## EXERCISE GOAL
Among the lines below, list those containing the string "MarketUP".

Collected data:
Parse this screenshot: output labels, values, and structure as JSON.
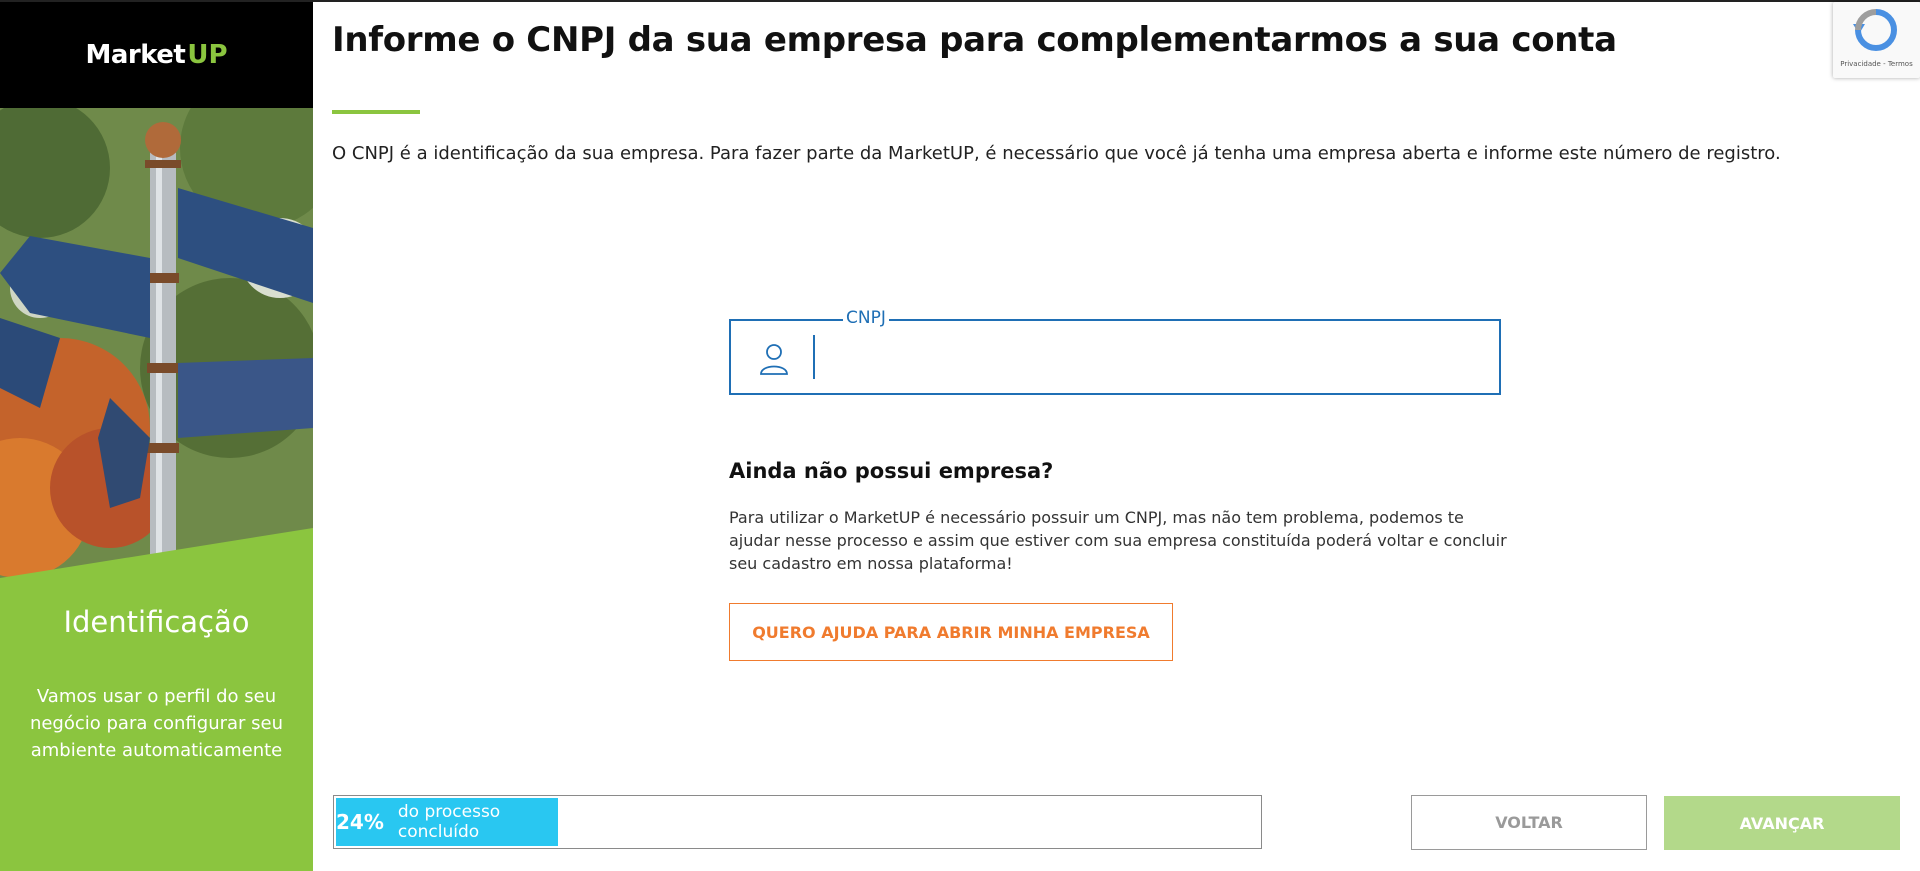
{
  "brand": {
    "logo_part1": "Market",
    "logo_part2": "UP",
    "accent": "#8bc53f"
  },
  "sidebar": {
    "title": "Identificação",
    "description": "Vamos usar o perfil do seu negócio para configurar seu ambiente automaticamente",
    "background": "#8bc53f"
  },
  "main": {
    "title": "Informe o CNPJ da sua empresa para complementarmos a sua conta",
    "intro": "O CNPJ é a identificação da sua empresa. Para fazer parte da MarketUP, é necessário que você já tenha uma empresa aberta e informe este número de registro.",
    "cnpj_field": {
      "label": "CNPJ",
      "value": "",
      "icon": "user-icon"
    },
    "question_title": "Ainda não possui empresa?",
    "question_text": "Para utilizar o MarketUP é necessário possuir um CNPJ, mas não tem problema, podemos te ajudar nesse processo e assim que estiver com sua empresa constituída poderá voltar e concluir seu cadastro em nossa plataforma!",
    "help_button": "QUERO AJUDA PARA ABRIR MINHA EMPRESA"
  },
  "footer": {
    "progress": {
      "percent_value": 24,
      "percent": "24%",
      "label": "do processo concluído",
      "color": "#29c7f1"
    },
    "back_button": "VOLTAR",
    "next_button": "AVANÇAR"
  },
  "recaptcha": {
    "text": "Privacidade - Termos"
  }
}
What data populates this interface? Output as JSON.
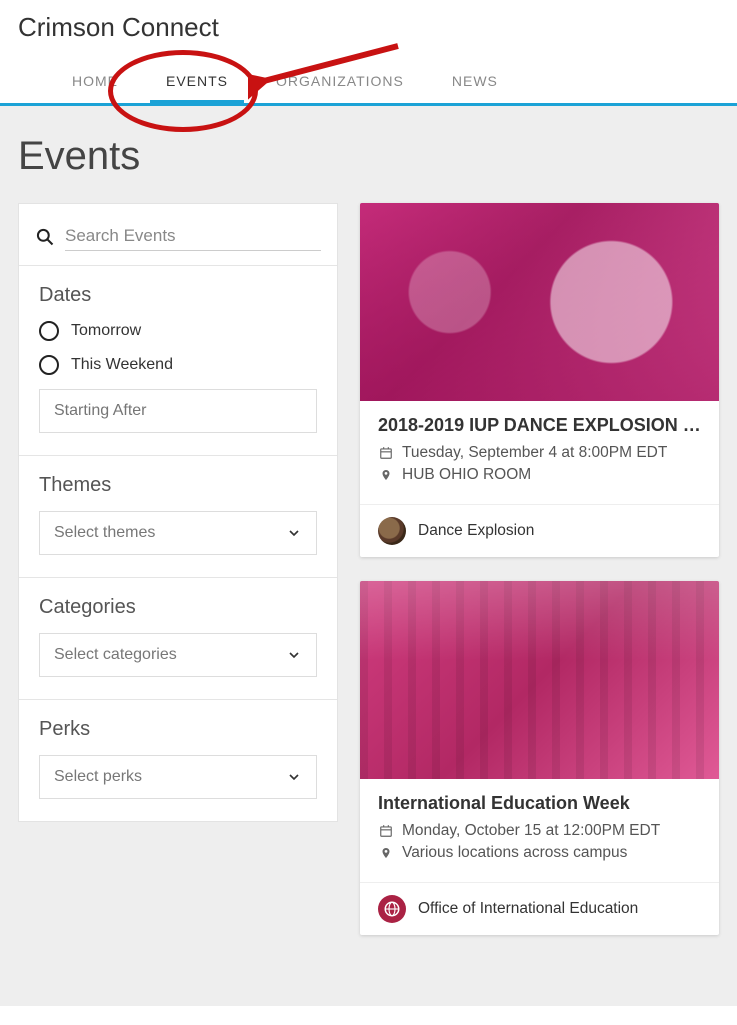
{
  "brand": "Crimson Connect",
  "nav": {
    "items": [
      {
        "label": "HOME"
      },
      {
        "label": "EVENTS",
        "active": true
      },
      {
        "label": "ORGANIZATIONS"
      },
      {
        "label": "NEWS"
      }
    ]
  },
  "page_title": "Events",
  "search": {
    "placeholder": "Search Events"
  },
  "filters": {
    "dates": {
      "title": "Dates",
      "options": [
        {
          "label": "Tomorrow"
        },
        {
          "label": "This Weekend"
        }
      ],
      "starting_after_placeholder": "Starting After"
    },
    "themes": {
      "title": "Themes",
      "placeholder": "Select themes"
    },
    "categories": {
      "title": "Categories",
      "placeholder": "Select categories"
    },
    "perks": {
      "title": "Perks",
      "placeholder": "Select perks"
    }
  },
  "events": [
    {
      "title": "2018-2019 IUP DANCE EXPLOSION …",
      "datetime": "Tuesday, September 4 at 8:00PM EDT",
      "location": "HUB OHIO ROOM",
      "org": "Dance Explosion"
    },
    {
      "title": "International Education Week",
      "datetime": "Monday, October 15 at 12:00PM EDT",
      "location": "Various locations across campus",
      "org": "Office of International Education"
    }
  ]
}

## COMPLETE RESPONSE
    "intro": "O CNPJ é a identificação da sua empresa. Para fazer parte da MarketUP, é necessário que você já tenha uma empresa aberta e informe este número de registro.",
    "question_text": "Para utilizar o MarketUP é necessário possuir um CNPJ, mas não tem problema, podemos te ajudar nesse processo e assim que estiver com sua empresa constituída poderá voltar e concluir seu cadastro em nossa plataforma!",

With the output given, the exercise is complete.